** start PROVIDED DATA **

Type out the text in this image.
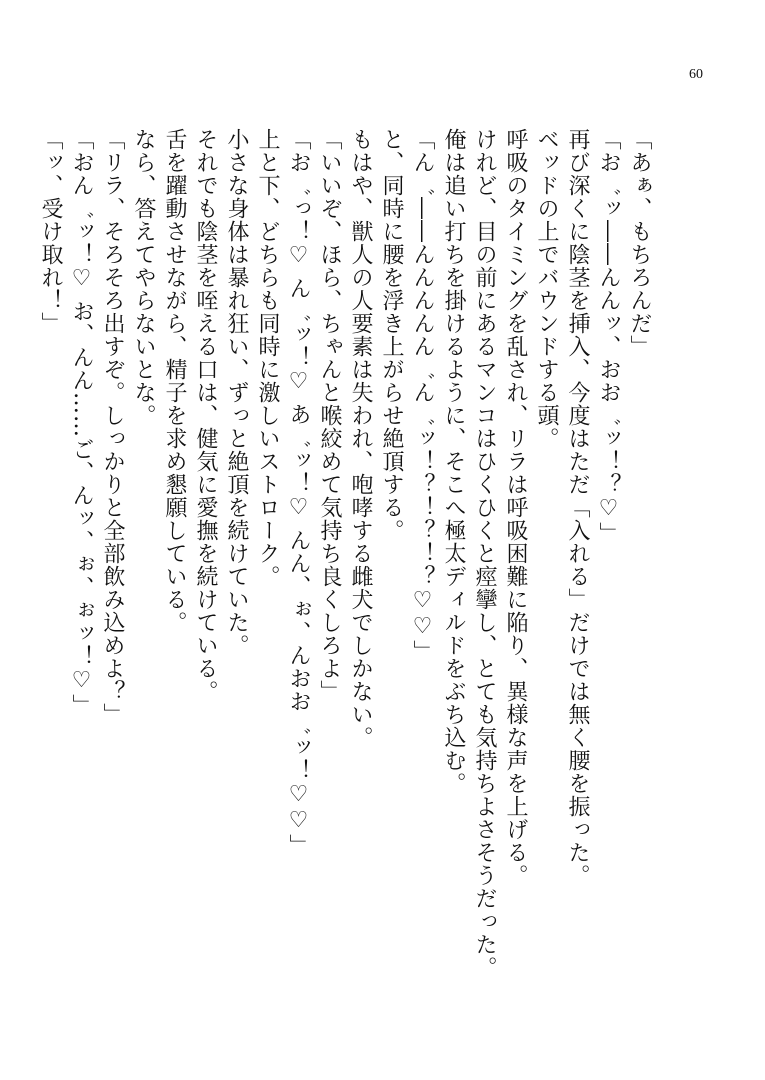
60
「あぁ、もちろんだ」
「お゛ッ――んんッ、おお゛ッ！？♡」
再び深くに陰茎を挿入、今度はただ「入れる」だけでは無く腰を振った。
ベッドの上でバウンドする頭。
呼吸のタイミングを乱され、リラは呼吸困難に陥り、異様な声を上げる。
けれど、目の前にあるマンコはひくひくと痙攣し、とても気持ちよさそうだった。
俺は追い打ちを掛けるように、そこへ極太ディルドをぶち込む。
「ん゛――んんんんん゛ん゛ッ！？！？！？♡♡」
と、同時に腰を浮き上がらせ絶頂する。
もはや、獣人の人要素は失われ、咆哮する雌犬でしかない。
「いいぞ、ほら、ちゃんと喉絞めて気持ち良くしろよ」
「お゛っ！♡ ん゛ッ！♡ あ゛ッ！♡ んん、ぉ、んおお゛ッ！♡♡」
上と下、どちらも同時に激しいストローク。
小さな身体は暴れ狂い、ずっと絶頂を続けていた。
それでも陰茎を咥える口は、健気に愛撫を続けている。
舌を躍動させながら、精子を求め懇願している。
なら、答えてやらないとな。
「リラ、そろそろ出すぞ。しっかりと全部飲み込めよ？」
「おん゛ッ！♡ お、んん……ご、んッ、ぉ、ぉッ！♡」
「ッ、受け取れ！」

** end PROVIDED DATA **

Pictures in the records should not appear in your copy, but everything else must be transcribed exactly.

== RESPONSE TO THIS EXERCISE ==
Type out the text in this image.
60
「あぁ、もちろんだ」
「お゛ッ――んんッ、おお゛ッ！？♡」
再び深くに陰茎を挿入、今度はただ「入れる」だけでは無く腰を振った。
ベッドの上でバウンドする頭。
呼吸のタイミングを乱され、リラは呼吸困難に陥り、異様な声を上げる。
けれど、目の前にあるマンコはひくひくと痙攣し、とても気持ちよさそうだった。
俺は追い打ちを掛けるように、そこへ極太ディルドをぶち込む。
「ん゛――んんんんん゛ん゛ッ！？！？！？♡♡」
と、同時に腰を浮き上がらせ絶頂する。
もはや、獣人の人要素は失われ、咆哮する雌犬でしかない。
「いいぞ、ほら、ちゃんと喉絞めて気持ち良くしろよ」
「お゛っ！♡ ん゛ッ！♡ あ゛ッ！♡ んん、ぉ、んおお゛ッ！♡♡」
上と下、どちらも同時に激しいストローク。
小さな身体は暴れ狂い、ずっと絶頂を続けていた。
それでも陰茎を咥える口は、健気に愛撫を続けている。
舌を躍動させながら、精子を求め懇願している。
なら、答えてやらないとな。
「リラ、そろそろ出すぞ。しっかりと全部飲み込めよ？」
「おん゛ッ！♡ お、んん……ご、んッ、ぉ、ぉッ！♡」
「ッ、受け取れ！」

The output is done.